**Extracted records**.
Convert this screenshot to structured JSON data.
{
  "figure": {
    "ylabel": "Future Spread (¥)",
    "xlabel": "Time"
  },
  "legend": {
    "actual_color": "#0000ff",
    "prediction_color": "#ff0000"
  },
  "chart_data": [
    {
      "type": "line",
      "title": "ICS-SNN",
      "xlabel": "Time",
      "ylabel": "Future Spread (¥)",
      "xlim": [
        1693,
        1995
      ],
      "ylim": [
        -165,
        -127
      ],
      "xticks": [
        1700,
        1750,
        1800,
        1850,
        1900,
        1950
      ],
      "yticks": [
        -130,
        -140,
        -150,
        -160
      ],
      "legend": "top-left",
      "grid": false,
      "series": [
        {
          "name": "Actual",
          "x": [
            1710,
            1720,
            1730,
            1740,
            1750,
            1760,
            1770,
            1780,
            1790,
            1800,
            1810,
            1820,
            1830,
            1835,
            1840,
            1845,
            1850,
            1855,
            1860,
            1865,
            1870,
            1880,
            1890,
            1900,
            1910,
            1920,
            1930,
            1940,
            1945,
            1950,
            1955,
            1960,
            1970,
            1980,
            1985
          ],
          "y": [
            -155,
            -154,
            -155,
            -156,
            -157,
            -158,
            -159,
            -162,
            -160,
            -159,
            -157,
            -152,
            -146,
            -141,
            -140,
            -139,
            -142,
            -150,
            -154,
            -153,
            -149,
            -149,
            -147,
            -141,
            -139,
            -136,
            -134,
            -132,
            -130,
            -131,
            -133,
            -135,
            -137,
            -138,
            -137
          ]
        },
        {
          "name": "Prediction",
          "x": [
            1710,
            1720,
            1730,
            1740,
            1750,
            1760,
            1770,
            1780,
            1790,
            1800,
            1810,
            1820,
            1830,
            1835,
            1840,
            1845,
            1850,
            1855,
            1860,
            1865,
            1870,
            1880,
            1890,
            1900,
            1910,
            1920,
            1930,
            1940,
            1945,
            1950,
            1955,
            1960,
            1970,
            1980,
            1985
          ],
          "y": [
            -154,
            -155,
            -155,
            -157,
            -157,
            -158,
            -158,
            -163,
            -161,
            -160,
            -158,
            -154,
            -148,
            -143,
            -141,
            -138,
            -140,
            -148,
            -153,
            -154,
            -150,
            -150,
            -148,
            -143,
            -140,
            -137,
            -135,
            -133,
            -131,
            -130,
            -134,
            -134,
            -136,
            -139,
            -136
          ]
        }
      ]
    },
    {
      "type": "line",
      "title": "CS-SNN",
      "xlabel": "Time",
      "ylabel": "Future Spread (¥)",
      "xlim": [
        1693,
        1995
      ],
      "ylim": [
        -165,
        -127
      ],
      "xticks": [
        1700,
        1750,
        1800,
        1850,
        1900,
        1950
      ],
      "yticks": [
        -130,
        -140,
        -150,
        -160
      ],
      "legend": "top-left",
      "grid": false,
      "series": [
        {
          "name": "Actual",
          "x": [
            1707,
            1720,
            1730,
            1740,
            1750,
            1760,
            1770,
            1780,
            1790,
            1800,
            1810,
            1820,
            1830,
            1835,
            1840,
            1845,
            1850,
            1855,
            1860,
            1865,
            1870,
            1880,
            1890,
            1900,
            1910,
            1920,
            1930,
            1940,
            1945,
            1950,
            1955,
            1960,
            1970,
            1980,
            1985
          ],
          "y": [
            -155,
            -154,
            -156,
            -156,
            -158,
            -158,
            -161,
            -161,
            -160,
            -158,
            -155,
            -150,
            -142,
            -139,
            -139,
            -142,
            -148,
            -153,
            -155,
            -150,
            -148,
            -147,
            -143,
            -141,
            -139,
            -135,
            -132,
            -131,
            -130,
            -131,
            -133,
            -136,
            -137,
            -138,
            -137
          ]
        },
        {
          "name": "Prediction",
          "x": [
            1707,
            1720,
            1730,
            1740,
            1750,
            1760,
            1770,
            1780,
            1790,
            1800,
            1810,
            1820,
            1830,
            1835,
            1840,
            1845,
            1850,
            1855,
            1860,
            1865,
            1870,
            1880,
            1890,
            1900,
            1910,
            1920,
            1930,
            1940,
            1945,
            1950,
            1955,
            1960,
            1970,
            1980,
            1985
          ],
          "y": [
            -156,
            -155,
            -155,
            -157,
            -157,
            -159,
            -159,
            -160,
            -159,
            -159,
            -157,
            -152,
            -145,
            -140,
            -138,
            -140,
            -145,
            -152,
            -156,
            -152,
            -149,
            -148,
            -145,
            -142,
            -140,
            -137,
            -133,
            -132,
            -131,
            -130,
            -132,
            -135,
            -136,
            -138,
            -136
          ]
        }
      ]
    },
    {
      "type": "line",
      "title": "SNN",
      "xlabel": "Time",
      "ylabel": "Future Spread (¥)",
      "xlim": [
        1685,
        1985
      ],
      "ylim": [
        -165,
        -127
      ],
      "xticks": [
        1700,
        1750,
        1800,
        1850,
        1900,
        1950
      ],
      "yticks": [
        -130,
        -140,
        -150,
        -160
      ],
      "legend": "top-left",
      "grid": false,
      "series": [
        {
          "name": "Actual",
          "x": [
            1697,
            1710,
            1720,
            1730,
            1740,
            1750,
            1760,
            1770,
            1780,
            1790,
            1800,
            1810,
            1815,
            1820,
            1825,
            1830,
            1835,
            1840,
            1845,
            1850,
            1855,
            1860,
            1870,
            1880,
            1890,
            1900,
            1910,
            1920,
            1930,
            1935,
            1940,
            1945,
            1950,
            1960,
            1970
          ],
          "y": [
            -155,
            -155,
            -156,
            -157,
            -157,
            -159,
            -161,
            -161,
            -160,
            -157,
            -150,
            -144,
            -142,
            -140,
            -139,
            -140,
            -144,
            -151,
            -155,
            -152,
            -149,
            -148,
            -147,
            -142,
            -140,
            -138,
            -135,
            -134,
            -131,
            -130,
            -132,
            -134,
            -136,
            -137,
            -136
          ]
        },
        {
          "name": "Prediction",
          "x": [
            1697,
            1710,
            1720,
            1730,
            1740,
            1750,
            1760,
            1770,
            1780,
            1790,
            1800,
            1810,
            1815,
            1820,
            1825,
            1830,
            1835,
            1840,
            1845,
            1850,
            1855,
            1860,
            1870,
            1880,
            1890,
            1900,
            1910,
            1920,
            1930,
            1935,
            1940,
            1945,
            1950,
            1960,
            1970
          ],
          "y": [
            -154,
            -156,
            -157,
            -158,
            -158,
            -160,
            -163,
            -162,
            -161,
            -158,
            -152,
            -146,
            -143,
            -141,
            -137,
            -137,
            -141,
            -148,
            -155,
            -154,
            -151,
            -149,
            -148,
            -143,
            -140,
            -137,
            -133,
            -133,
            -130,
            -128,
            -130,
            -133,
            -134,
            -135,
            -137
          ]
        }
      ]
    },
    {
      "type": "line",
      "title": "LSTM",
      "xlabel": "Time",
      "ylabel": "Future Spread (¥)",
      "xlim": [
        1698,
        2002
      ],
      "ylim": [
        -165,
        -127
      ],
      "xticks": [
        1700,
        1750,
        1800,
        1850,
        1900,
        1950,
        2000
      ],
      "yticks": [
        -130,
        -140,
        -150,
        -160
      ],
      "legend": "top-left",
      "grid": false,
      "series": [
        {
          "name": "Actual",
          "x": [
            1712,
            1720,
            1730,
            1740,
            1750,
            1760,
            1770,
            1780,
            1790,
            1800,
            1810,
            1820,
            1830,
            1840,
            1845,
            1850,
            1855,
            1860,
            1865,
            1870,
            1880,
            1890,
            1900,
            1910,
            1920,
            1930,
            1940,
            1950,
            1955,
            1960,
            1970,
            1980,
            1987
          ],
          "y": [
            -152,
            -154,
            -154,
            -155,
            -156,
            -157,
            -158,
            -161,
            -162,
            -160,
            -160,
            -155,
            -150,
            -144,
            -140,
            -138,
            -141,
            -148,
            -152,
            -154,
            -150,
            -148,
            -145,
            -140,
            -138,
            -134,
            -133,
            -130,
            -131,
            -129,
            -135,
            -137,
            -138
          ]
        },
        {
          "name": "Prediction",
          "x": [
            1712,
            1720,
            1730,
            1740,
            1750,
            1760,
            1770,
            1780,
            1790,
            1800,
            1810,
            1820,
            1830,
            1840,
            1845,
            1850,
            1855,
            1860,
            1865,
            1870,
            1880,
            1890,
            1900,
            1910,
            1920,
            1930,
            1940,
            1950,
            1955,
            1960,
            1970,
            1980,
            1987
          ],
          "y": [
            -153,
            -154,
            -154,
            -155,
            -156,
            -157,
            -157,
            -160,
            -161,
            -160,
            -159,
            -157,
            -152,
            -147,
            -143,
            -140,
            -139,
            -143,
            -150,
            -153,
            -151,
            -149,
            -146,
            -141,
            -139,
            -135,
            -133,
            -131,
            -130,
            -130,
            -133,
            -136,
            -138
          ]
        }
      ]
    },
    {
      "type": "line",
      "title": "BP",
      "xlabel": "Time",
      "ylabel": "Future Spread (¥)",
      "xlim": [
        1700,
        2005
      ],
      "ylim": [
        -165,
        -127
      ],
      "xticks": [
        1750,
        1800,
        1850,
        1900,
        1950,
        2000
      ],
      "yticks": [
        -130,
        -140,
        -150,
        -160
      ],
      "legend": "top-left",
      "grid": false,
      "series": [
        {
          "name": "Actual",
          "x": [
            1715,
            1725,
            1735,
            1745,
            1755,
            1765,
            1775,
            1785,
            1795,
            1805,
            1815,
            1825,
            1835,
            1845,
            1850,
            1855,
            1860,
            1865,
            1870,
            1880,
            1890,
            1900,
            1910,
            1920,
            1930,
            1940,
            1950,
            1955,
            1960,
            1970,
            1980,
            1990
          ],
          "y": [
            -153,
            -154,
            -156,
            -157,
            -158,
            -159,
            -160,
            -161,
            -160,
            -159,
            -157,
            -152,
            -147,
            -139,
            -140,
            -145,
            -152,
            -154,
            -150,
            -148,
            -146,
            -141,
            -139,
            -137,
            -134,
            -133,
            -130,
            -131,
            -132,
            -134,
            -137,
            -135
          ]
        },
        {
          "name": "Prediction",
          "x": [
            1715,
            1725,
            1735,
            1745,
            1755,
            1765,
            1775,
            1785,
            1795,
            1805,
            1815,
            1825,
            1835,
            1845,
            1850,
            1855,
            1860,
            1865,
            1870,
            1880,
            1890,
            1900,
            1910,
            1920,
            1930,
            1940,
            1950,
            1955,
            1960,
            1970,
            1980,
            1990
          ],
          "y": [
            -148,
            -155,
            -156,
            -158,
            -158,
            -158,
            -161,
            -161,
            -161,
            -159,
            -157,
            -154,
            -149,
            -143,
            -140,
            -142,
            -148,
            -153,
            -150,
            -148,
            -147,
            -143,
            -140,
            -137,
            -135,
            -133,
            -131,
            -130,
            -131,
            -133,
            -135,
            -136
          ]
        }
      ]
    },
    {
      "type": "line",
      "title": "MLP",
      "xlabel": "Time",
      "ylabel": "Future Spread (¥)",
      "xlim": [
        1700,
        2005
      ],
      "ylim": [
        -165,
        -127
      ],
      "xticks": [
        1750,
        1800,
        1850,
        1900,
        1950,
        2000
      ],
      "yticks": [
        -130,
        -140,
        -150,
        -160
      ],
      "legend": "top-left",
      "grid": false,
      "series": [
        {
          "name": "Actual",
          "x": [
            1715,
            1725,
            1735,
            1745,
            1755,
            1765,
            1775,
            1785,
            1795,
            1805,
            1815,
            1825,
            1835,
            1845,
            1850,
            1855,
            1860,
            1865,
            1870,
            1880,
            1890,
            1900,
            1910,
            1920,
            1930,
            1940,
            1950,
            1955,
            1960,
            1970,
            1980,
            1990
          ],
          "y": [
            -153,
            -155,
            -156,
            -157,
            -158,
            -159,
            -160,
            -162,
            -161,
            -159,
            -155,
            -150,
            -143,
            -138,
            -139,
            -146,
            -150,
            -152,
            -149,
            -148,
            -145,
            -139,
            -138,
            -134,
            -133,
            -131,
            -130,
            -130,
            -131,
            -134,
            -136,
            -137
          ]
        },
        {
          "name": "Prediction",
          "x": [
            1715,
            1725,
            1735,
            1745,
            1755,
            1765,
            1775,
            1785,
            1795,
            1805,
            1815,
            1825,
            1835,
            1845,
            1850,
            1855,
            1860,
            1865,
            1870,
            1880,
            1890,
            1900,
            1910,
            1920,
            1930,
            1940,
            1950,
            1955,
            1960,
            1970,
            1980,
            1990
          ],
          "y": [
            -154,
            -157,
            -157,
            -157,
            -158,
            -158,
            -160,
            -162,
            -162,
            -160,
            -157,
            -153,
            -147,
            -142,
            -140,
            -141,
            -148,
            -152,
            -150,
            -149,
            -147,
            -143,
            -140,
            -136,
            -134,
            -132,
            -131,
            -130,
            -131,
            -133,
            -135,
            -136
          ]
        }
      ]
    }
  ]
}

...

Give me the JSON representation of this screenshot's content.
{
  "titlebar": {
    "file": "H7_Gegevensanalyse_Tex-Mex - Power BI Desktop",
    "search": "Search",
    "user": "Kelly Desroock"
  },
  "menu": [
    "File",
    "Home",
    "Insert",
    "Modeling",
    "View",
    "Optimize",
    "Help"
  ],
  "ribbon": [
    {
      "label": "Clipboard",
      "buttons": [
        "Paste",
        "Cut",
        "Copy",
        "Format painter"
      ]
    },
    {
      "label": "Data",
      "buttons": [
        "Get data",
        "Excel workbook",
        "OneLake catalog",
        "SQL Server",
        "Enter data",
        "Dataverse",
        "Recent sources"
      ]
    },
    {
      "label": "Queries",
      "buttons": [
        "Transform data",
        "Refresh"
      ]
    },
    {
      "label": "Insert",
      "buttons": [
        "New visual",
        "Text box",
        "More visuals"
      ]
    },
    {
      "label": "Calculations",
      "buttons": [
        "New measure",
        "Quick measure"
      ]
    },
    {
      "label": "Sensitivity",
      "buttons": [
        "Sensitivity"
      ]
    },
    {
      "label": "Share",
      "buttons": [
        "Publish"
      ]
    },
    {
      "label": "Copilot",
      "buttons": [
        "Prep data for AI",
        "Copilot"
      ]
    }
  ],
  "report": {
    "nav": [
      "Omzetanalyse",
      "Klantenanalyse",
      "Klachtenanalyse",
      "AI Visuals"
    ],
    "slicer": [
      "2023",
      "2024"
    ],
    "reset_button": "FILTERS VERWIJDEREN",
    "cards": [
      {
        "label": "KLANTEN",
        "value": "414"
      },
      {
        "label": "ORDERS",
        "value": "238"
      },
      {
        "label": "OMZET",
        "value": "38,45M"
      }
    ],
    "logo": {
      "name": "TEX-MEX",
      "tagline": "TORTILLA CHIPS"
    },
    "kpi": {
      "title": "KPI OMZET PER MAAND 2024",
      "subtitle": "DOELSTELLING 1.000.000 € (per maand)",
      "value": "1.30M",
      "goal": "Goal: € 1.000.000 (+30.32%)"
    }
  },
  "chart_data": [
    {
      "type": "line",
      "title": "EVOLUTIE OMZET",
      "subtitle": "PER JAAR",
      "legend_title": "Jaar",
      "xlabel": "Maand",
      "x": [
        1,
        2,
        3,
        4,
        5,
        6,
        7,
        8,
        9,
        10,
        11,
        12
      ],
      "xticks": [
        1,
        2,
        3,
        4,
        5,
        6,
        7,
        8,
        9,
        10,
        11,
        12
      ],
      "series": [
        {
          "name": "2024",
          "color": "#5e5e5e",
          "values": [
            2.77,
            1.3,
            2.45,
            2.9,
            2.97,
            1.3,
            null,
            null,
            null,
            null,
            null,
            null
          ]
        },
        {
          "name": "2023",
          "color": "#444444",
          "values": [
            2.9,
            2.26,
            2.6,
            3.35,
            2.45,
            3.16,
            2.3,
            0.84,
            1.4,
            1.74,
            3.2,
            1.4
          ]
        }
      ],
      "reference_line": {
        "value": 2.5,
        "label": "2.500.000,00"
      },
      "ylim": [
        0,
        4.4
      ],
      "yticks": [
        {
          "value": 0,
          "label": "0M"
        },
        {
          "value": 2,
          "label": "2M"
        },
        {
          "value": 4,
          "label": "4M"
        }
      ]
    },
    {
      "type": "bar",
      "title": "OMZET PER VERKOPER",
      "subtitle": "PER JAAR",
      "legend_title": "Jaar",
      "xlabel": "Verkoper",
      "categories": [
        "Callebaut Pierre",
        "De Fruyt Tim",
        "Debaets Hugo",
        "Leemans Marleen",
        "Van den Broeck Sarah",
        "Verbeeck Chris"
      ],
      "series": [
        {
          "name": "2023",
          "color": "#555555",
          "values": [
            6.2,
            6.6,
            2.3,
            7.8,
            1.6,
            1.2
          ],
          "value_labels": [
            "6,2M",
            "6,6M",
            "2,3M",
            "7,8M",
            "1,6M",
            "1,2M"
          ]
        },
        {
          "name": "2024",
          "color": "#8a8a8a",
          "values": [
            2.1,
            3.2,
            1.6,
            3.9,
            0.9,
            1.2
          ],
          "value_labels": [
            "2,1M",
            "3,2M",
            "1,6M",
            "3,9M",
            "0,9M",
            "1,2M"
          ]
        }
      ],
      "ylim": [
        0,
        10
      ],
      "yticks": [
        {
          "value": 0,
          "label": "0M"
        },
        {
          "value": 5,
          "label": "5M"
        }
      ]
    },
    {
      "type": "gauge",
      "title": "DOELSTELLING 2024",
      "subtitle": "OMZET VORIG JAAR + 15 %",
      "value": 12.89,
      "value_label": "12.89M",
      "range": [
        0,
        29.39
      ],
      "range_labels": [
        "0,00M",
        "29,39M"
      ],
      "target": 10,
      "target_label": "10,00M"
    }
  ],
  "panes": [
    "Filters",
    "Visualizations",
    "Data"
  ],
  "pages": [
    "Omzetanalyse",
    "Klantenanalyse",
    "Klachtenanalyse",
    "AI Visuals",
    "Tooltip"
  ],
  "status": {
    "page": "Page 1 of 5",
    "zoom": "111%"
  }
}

**To be done**. Show each line of the data that contains the string "DOELSTELLING".

**Completed task**.
      "subtitle": "DOELSTELLING 1.000.000 € (per maand)",
      "title": "DOELSTELLING 2024",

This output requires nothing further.